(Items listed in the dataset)
--- Start ---

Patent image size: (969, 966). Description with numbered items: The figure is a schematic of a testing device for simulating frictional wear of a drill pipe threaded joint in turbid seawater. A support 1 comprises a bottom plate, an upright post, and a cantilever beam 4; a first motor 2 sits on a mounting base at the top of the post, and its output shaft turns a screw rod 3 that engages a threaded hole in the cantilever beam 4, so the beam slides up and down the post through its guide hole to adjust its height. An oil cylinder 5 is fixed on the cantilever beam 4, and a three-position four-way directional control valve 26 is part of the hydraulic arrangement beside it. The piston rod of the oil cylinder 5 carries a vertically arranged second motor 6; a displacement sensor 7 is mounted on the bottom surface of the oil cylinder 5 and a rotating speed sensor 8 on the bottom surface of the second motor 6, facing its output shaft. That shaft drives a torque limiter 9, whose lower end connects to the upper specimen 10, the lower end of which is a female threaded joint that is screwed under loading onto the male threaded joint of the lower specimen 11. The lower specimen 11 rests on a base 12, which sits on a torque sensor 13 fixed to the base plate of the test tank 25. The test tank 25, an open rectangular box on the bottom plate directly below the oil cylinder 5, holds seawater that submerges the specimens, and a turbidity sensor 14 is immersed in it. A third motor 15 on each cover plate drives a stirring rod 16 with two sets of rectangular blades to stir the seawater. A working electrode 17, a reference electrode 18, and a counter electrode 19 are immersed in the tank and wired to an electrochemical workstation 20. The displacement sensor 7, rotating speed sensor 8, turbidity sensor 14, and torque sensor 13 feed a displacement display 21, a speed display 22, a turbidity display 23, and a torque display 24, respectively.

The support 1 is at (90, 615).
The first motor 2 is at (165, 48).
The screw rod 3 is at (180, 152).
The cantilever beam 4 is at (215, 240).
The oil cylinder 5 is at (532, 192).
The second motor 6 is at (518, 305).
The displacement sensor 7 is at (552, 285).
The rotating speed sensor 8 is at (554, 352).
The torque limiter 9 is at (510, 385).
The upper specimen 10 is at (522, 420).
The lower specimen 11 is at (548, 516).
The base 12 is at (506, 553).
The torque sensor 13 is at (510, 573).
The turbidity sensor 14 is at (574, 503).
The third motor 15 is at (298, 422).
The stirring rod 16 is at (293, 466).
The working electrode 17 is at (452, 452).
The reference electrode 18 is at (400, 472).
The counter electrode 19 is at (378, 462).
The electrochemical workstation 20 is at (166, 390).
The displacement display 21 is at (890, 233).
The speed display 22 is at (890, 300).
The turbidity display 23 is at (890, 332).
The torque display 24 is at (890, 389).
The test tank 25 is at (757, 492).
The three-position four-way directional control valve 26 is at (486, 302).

--- End ---

TASK OBJECTIVE> Copy the data above word for word, keeping every line intact and in its original order.

EXPECTED ANSWER>
Patent image size: (969, 966). Description with numbered items: The figure is a schematic of a testing device for simulating frictional wear of a drill pipe threaded joint in turbid seawater. A support 1 comprises a bottom plate, an upright post, and a cantilever beam 4; a first motor 2 sits on a mounting base at the top of the post, and its output shaft turns a screw rod 3 that engages a threaded hole in the cantilever beam 4, so the beam slides up and down the post through its guide hole to adjust its height. An oil cylinder 5 is fixed on the cantilever beam 4, and a three-position four-way directional control valve 26 is part of the hydraulic arrangement beside it. The piston rod of the oil cylinder 5 carries a vertically arranged second motor 6; a displacement sensor 7 is mounted on the bottom surface of the oil cylinder 5 and a rotating speed sensor 8 on the bottom surface of the second motor 6, facing its output shaft. That shaft drives a torque limiter 9, whose lower end connects to the upper specimen 10, the lower end of which is a female threaded joint that is screwed under loading onto the male threaded joint of the lower specimen 11. The lower specimen 11 rests on a base 12, which sits on a torque sensor 13 fixed to the base plate of the test tank 25. The test tank 25, an open rectangular box on the bottom plate directly below the oil cylinder 5, holds seawater that submerges the specimens, and a turbidity sensor 14 is immersed in it. A third motor 15 on each cover plate drives a stirring rod 16 with two sets of rectangular blades to stir the seawater. A working electrode 17, a reference electrode 18, and a counter electrode 19 are immersed in the tank and wired to an electrochemical workstation 20. The displacement sensor 7, rotating speed sensor 8, turbidity sensor 14, and torque sensor 13 feed a displacement display 21, a speed display 22, a turbidity display 23, and a torque display 24, respectively.

The support 1 is at (90, 615).
The first motor 2 is at (165, 48).
The screw rod 3 is at (180, 152).
The cantilever beam 4 is at (215, 240).
The oil cylinder 5 is at (532, 192).
The second motor 6 is at (518, 305).
The displacement sensor 7 is at (552, 285).
The rotating speed sensor 8 is at (554, 352).
The torque limiter 9 is at (510, 385).
The upper specimen 10 is at (522, 420).
The lower specimen 11 is at (548, 516).
The base 12 is at (506, 553).
The torque sensor 13 is at (510, 573).
The turbidity sensor 14 is at (574, 503).
The third motor 15 is at (298, 422).
The stirring rod 16 is at (293, 466).
The working electrode 17 is at (452, 452).
The reference electrode 18 is at (400, 472).
The counter electrode 19 is at (378, 462).
The electrochemical workstation 20 is at (166, 390).
The displacement display 21 is at (890, 233).
The speed display 22 is at (890, 300).
The turbidity display 23 is at (890, 332).
The torque display 24 is at (890, 389).
The test tank 25 is at (757, 492).
The three-position four-way directional control valve 26 is at (486, 302).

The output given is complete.